[Excerpt from a dataset]
== == ==

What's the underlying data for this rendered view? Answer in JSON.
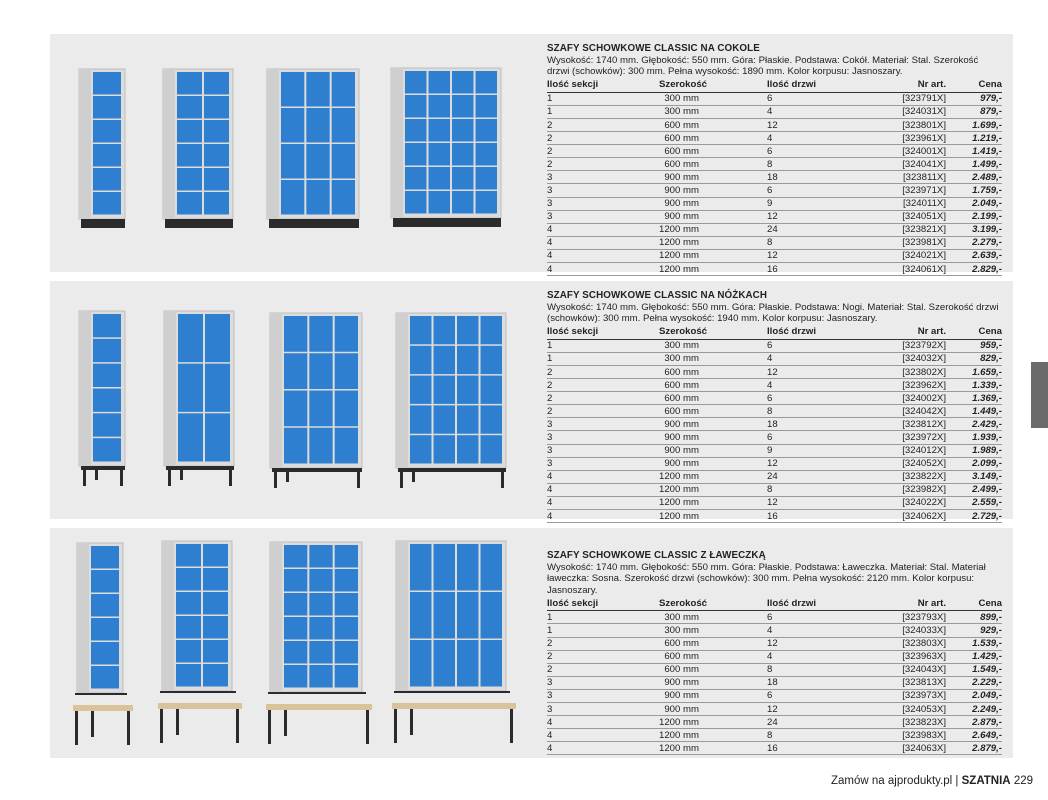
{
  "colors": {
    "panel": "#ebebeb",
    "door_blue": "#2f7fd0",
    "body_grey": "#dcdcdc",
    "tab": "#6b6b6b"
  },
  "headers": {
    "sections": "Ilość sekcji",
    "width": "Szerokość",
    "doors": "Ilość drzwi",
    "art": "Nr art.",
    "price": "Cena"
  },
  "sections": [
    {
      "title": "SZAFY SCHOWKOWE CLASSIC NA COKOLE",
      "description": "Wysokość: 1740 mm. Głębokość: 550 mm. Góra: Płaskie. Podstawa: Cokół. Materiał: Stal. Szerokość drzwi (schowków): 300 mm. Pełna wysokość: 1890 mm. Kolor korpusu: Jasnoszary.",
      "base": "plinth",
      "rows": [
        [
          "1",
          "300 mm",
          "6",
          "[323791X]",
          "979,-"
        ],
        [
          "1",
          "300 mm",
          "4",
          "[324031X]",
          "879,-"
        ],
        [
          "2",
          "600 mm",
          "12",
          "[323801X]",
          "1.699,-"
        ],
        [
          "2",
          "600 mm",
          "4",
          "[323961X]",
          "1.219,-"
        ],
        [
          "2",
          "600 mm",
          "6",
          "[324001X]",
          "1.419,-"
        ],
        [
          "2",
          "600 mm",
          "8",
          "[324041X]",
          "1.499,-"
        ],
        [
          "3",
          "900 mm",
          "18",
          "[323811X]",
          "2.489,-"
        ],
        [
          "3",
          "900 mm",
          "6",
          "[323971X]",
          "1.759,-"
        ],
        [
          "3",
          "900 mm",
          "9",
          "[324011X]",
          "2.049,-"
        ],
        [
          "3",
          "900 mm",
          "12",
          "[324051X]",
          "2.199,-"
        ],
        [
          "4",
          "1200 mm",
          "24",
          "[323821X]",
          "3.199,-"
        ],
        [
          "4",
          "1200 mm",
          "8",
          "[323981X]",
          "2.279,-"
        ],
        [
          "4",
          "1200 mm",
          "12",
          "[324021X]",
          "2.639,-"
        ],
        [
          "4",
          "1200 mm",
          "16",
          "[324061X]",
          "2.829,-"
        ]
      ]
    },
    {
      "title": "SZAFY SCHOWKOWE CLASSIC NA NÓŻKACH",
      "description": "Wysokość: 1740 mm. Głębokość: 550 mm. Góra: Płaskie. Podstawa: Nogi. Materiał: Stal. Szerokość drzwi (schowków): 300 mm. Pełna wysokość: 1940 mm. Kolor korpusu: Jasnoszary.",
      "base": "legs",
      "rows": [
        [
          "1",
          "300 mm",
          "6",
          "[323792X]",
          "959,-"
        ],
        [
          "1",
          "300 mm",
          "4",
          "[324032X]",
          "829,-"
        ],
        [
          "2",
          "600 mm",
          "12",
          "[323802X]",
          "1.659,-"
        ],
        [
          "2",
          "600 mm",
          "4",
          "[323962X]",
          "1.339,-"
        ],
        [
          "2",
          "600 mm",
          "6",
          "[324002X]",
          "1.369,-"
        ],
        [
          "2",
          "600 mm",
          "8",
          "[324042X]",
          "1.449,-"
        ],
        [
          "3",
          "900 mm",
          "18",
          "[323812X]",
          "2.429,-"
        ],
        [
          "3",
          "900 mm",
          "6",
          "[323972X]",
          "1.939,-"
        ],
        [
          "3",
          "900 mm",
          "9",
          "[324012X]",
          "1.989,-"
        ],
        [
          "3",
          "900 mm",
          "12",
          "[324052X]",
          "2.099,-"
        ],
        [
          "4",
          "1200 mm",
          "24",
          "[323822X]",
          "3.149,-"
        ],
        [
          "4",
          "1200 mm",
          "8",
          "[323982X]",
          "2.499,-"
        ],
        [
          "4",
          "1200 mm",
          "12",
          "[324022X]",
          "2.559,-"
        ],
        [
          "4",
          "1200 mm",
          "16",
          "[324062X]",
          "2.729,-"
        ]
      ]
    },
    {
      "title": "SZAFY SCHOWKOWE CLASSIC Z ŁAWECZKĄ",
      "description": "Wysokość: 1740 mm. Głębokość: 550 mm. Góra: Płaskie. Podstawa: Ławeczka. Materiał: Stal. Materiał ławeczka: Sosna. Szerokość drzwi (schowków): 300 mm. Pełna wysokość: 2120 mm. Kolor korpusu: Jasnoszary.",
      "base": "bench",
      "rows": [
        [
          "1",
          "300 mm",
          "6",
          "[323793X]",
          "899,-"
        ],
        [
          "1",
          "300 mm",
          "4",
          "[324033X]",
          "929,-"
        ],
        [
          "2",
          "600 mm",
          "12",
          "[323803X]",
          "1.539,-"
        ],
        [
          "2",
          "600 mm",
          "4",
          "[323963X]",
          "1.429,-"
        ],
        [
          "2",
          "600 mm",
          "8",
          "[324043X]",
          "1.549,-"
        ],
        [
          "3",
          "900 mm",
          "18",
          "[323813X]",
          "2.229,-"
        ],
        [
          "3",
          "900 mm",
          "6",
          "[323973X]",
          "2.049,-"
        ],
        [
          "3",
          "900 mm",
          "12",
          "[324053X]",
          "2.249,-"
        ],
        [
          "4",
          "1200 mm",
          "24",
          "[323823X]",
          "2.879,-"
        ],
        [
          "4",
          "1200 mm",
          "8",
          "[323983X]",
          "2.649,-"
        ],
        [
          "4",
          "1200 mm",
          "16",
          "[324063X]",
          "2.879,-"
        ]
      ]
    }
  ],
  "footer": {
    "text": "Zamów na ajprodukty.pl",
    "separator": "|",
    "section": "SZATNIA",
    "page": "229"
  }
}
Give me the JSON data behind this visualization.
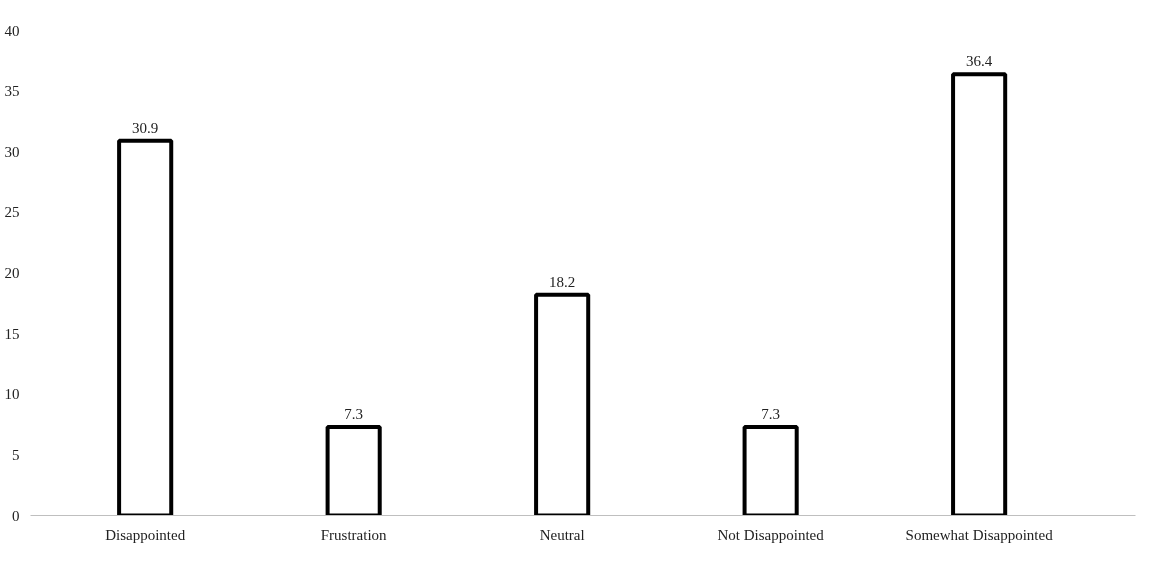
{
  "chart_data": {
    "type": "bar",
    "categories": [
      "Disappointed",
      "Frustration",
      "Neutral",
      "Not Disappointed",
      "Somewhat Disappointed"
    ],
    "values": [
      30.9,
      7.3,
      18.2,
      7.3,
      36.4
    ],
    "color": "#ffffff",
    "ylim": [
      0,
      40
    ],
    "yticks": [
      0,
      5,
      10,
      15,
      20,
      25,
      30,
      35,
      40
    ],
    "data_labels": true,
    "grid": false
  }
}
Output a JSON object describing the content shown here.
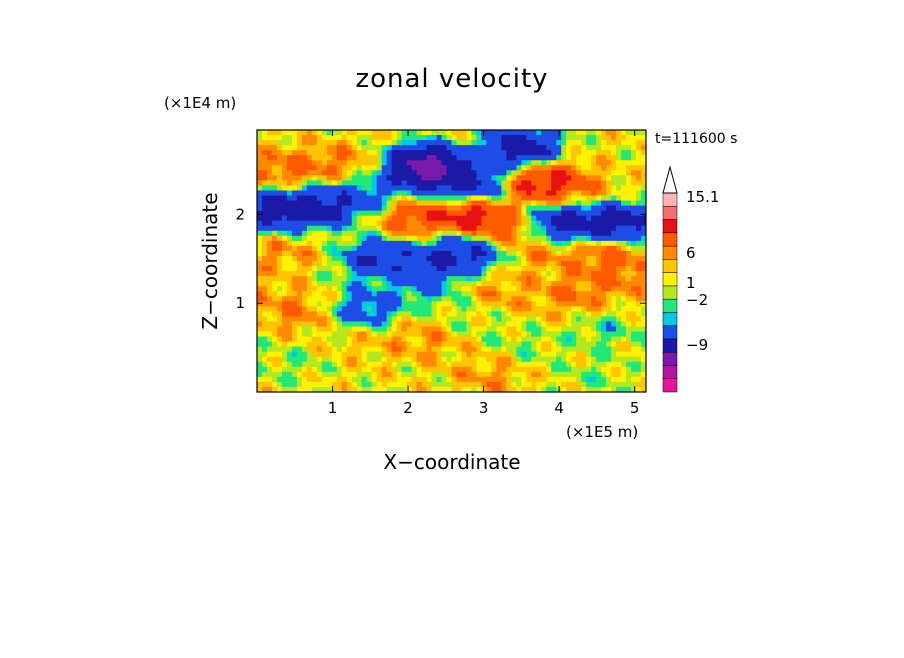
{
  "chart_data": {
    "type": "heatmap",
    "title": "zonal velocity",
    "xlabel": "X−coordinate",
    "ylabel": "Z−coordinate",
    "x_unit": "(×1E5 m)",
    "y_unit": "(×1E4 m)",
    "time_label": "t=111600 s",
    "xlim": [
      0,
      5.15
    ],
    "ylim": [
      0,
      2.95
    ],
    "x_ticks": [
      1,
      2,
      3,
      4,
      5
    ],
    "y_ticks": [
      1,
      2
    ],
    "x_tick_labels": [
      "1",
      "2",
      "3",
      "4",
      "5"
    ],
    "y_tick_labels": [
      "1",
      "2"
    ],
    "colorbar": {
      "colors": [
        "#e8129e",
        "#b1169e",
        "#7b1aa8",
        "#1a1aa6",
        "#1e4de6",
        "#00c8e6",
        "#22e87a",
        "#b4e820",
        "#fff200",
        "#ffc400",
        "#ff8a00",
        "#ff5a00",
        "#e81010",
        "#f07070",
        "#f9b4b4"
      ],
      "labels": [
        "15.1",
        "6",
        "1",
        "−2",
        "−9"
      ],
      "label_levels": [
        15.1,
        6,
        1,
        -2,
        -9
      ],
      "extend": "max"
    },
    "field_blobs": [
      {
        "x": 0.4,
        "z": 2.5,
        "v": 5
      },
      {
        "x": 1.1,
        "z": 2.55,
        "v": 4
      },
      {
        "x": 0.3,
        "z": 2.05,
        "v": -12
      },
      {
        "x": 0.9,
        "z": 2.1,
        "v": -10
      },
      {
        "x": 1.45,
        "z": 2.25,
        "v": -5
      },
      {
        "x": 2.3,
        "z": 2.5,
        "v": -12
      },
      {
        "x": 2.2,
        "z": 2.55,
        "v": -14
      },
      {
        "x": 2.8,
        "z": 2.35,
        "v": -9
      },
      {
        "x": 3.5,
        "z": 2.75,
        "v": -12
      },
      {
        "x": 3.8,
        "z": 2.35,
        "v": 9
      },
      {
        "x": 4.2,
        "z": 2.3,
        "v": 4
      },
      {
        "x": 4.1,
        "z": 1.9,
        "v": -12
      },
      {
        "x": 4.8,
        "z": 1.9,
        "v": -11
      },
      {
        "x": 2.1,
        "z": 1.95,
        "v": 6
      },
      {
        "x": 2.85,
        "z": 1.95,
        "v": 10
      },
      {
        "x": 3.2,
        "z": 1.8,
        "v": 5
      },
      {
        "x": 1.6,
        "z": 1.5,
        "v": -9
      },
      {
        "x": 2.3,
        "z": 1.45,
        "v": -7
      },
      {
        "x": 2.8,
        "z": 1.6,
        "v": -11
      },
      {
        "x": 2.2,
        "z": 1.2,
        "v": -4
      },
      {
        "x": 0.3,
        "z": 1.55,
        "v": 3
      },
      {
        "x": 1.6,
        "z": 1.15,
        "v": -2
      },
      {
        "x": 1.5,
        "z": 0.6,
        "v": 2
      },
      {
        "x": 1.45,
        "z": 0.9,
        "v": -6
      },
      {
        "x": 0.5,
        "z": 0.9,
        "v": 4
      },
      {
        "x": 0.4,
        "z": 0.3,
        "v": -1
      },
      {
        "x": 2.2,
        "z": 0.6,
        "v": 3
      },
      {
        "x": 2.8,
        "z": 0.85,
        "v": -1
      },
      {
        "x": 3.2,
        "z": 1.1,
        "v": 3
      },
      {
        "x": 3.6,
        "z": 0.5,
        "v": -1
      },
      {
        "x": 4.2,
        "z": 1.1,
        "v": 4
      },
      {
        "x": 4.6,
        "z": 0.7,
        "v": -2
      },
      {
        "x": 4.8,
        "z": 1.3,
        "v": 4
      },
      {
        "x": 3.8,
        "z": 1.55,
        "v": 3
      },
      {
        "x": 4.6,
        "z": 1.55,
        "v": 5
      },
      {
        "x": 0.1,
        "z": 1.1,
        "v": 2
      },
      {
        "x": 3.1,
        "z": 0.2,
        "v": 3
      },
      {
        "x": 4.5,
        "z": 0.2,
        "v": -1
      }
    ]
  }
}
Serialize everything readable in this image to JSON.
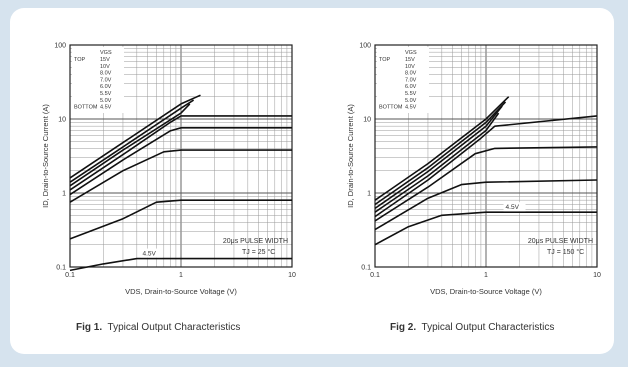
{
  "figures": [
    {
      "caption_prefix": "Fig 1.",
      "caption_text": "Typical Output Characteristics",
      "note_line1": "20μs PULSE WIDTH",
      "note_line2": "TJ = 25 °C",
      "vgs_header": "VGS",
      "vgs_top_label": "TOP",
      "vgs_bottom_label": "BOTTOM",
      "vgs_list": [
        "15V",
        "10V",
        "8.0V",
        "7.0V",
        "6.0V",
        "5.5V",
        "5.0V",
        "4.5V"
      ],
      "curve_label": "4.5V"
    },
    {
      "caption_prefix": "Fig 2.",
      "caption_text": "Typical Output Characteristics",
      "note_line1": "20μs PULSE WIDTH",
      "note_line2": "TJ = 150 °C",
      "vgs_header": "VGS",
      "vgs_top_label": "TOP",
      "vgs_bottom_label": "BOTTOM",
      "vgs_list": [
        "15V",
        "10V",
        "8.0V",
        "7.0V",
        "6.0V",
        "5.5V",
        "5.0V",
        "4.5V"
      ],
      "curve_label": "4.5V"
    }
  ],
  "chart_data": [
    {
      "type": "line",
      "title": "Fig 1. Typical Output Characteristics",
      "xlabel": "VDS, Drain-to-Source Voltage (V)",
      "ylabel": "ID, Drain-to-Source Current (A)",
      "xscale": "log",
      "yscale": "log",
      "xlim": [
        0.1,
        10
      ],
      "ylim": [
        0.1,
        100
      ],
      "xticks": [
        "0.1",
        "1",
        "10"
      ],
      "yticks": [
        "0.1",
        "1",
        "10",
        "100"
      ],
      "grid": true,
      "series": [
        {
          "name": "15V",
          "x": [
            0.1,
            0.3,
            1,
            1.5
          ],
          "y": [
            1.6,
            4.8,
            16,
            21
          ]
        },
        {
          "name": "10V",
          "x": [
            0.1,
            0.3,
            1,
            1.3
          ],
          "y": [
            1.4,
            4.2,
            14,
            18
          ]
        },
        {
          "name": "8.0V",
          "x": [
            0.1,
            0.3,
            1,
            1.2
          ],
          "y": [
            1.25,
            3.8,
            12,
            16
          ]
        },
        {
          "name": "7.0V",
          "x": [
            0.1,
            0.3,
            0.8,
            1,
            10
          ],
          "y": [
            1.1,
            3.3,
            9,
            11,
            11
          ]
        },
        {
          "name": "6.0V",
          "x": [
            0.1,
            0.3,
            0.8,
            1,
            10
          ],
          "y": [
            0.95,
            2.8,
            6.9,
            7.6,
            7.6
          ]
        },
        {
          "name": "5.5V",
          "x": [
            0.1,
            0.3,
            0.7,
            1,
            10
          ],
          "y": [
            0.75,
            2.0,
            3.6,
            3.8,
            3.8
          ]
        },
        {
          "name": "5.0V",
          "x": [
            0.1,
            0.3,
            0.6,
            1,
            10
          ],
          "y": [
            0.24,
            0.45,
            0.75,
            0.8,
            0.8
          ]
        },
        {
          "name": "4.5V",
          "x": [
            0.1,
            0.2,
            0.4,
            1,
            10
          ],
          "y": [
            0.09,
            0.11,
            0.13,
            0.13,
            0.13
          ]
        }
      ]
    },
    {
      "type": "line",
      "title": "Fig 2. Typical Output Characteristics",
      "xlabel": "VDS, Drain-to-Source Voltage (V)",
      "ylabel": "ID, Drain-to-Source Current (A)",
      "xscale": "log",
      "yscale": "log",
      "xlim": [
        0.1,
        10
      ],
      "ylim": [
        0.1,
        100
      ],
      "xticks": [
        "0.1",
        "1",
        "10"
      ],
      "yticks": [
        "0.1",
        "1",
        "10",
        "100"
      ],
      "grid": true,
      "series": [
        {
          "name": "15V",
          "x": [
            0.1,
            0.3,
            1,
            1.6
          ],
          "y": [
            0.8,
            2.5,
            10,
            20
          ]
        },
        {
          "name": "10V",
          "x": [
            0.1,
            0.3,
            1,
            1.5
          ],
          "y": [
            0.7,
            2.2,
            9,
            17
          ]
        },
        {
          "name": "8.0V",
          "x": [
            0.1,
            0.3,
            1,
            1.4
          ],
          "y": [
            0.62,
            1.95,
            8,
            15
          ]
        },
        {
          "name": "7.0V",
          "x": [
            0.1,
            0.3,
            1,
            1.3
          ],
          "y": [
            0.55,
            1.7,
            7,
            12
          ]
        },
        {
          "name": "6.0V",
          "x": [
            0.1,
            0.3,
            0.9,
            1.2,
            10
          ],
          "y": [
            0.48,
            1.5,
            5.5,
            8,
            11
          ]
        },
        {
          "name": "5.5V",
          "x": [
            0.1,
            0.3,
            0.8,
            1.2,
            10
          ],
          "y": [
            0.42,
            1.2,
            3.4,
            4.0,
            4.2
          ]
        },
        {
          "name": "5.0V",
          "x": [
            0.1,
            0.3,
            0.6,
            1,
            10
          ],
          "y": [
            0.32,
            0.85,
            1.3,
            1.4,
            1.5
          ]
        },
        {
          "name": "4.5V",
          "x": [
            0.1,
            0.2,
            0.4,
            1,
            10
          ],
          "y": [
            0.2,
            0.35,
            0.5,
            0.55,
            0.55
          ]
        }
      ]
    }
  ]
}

== == ==

EXERCISE PROMPT: Gather from the records above every line containing the string "Płaskie".

FULL OUTPUT:
      "description": "Wysokość: 1740 mm. Głębokość: 550 mm. Góra: Płaskie. Podstawa: Cokół. Materiał: Stal. Szerokość drzwi (schowków): 300 mm. Pełna wysokość: 1890 mm. Kolor korpusu: Jasnoszary.",
      "description": "Wysokość: 1740 mm. Głębokość: 550 mm. Góra: Płaskie. Podstawa: Nogi. Materiał: Stal. Szerokość drzwi (schowków): 300 mm. Pełna wysokość: 1940 mm. Kolor korpusu: Jasnoszary.",
      "description": "Wysokość: 1740 mm. Głębokość: 550 mm. Góra: Płaskie. Podstawa: Ławeczka. Materiał: Stal. Materiał ławeczka: Sosna. Szerokość drzwi (schowków): 300 mm. Pełna wysokość: 2120 mm. Kolor korpusu: Jasnoszary.",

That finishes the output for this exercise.